* [Stored data]

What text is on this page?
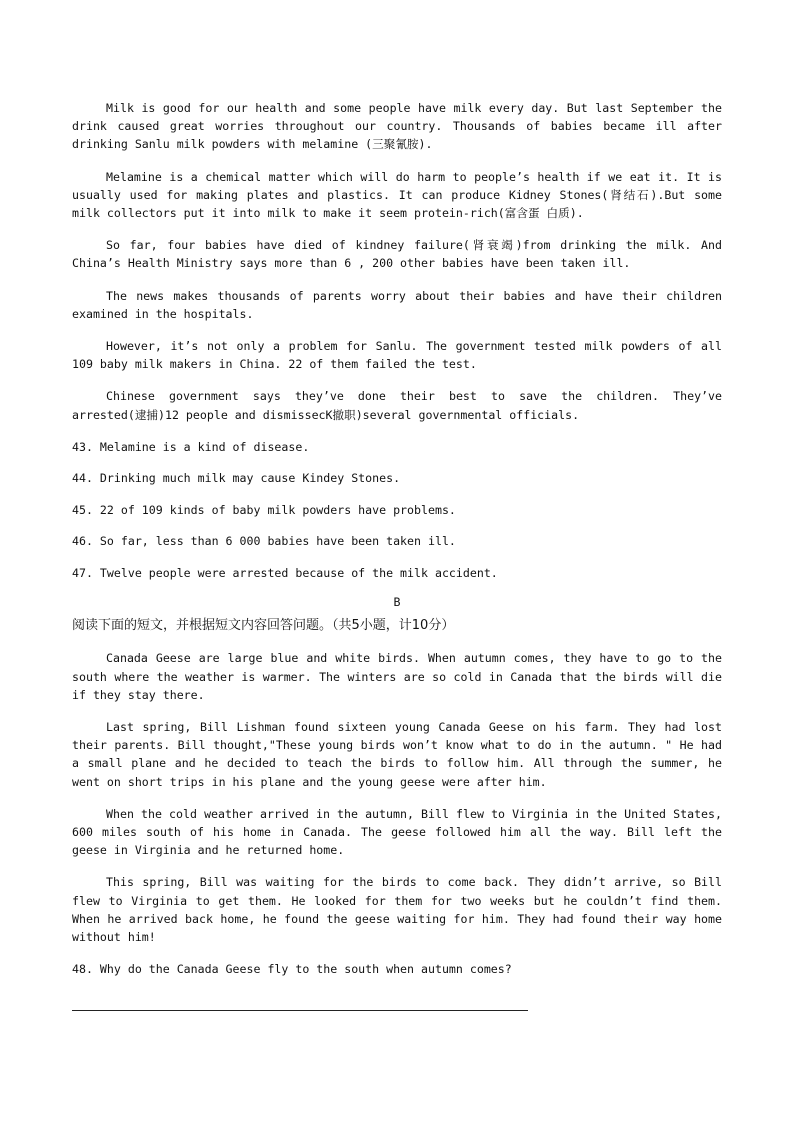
Milk is good for our health and some people have milk every day. But last September the drink caused great worries throughout our country. Thousands of babies became ill after drinking Sanlu milk powders with melamine (三聚氰胺).

Melamine is a chemical matter which will do harm to people’s health if we eat it. It is usually used for making plates and plastics. It can produce Kidney Stones(肾结石).But some milk collectors put it into milk to make it seem protein-rich(富含蛋 白质).

So far, four babies have died of kindney failure(肾衰竭)from drinking the milk. And China’s Health Ministry says more than 6 , 200 other babies have been taken ill.

The news makes thousands of parents worry about their babies and have their children examined in the hospitals.

However, it’s not only a problem for Sanlu. The government tested milk powders of all 109 baby milk makers in China. 22 of them failed the test.

Chinese government says they’ve done their best to save the children. They’ve arrested(逮捕)12 people and dismissecK撤职)several governmental officials.

43. Melamine is a kind of disease.

44. Drinking much milk may cause Kindey Stones.

45. 22 of 109 kinds of baby milk powders have problems.

46. So far, less than 6 000 babies have been taken ill.

47. Twelve people were arrested because of the milk accident.

B

阅读下面的短文，并根据短文内容回答问题。（共5小题，计10分）

Canada Geese are large blue and white birds. When autumn comes, they have to go to the south where the weather is warmer. The winters are so cold in Canada that the birds will die if they stay there.

Last spring, Bill Lishman found sixteen young Canada Geese on his farm. They had lost their parents. Bill thought,"These young birds won’t know what to do in the autumn. " He had a small plane and he decided to teach the birds to follow him. All through the summer, he went on short trips in his plane and the young geese were after him.

When the cold weather arrived in the autumn, Bill flew to Virginia in the United States, 600 miles south of his home in Canada. The geese followed him all the way. Bill left the geese in Virginia and he returned home.

This spring, Bill was waiting for the birds to come back. They didn’t arrive, so Bill flew to Virginia to get them. He looked for them for two weeks but he couldn’t find them. When he arrived back home, he found the geese waiting for him. They had found their way home without him!

48. Why do the Canada Geese fly to the south when autumn comes?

* [Directions for this task]
Please repeat the records above exactly, leaving every picture out.

* [Written response]
What text is on this page?
Milk is good for our health and some people have milk every day. But last September the drink caused great worries throughout our country. Thousands of babies became ill after drinking Sanlu milk powders with melamine (三聚氰胺).

Melamine is a chemical matter which will do harm to people’s health if we eat it. It is usually used for making plates and plastics. It can produce Kidney Stones(肾结石).But some milk collectors put it into milk to make it seem protein-rich(富含蛋 白质).

So far, four babies have died of kindney failure(肾衰竭)from drinking the milk. And China’s Health Ministry says more than 6 , 200 other babies have been taken ill.

The news makes thousands of parents worry about their babies and have their children examined in the hospitals.

However, it’s not only a problem for Sanlu. The government tested milk powders of all 109 baby milk makers in China. 22 of them failed the test.

Chinese government says they’ve done their best to save the children. They’ve arrested(逮捕)12 people and dismissecK撤职)several governmental officials.

43. Melamine is a kind of disease.

44. Drinking much milk may cause Kindey Stones.

45. 22 of 109 kinds of baby milk powders have problems.

46. So far, less than 6 000 babies have been taken ill.

47. Twelve people were arrested because of the milk accident.

B

阅读下面的短文，并根据短文内容回答问题。（共5小题，计10分）

Canada Geese are large blue and white birds. When autumn comes, they have to go to the south where the weather is warmer. The winters are so cold in Canada that the birds will die if they stay there.

Last spring, Bill Lishman found sixteen young Canada Geese on his farm. They had lost their parents. Bill thought,"These young birds won’t know what to do in the autumn. " He had a small plane and he decided to teach the birds to follow him. All through the summer, he went on short trips in his plane and the young geese were after him.

When the cold weather arrived in the autumn, Bill flew to Virginia in the United States, 600 miles south of his home in Canada. The geese followed him all the way. Bill left the geese in Virginia and he returned home.

This spring, Bill was waiting for the birds to come back. They didn’t arrive, so Bill flew to Virginia to get them. He looked for them for two weeks but he couldn’t find them. When he arrived back home, he found the geese waiting for him. They had found their way home without him!

48. Why do the Canada Geese fly to the south when autumn comes?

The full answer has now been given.